Activity: Would you restate the full listing word for word and omit its pictures?
────
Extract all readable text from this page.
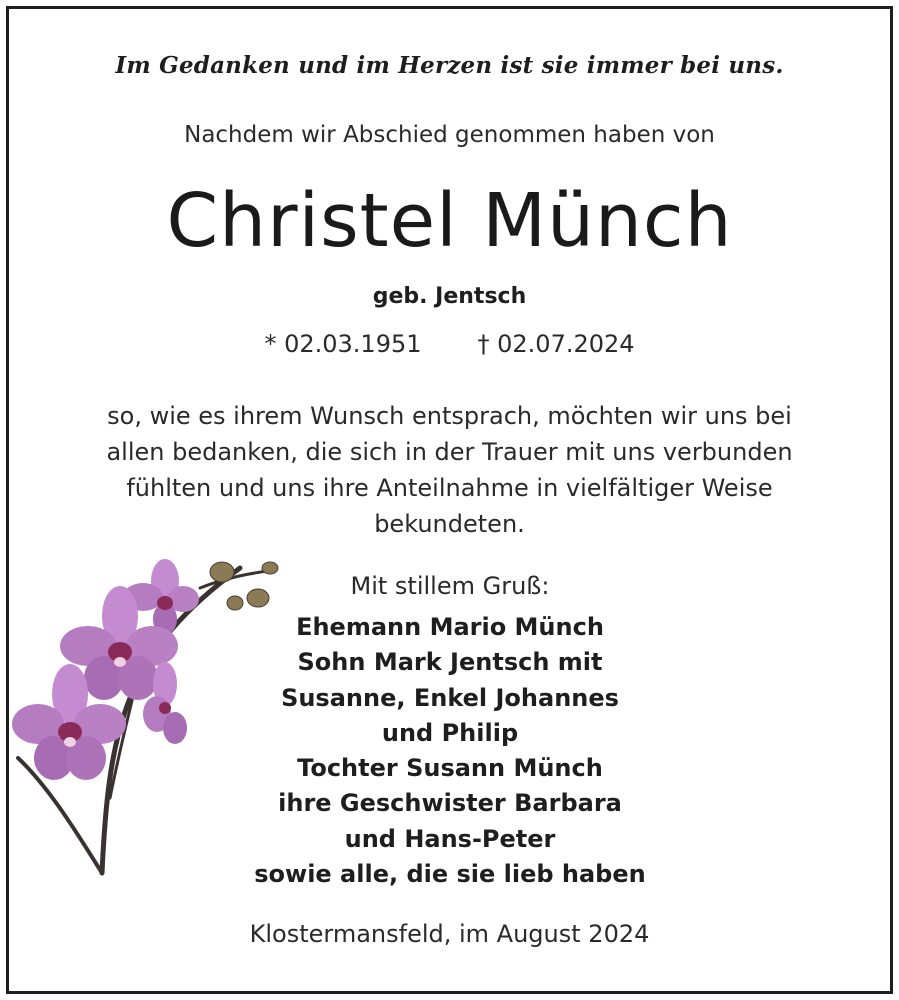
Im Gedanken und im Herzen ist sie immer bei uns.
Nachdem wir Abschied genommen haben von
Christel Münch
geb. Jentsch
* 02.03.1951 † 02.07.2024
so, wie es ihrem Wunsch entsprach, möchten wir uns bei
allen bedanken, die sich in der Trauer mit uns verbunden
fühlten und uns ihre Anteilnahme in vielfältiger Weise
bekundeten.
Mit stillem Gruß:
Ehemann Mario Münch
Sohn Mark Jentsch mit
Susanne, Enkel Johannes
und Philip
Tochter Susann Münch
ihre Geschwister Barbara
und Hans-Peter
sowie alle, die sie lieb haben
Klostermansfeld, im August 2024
────
Solution to this exercise:
Extract all readable text from this page.
Im Gedanken und im Herzen ist sie immer bei uns.
Nachdem wir Abschied genommen haben von
Christel Münch
geb. Jentsch
* 02.03.1951 † 02.07.2024
so, wie es ihrem Wunsch entsprach, möchten wir uns bei
allen bedanken, die sich in der Trauer mit uns verbunden
fühlten und uns ihre Anteilnahme in vielfältiger Weise
bekundeten.
Mit stillem Gruß:
Ehemann Mario Münch
Sohn Mark Jentsch mit
Susanne, Enkel Johannes
und Philip
Tochter Susann Münch
ihre Geschwister Barbara
und Hans-Peter
sowie alle, die sie lieb haben
Klostermansfeld, im August 2024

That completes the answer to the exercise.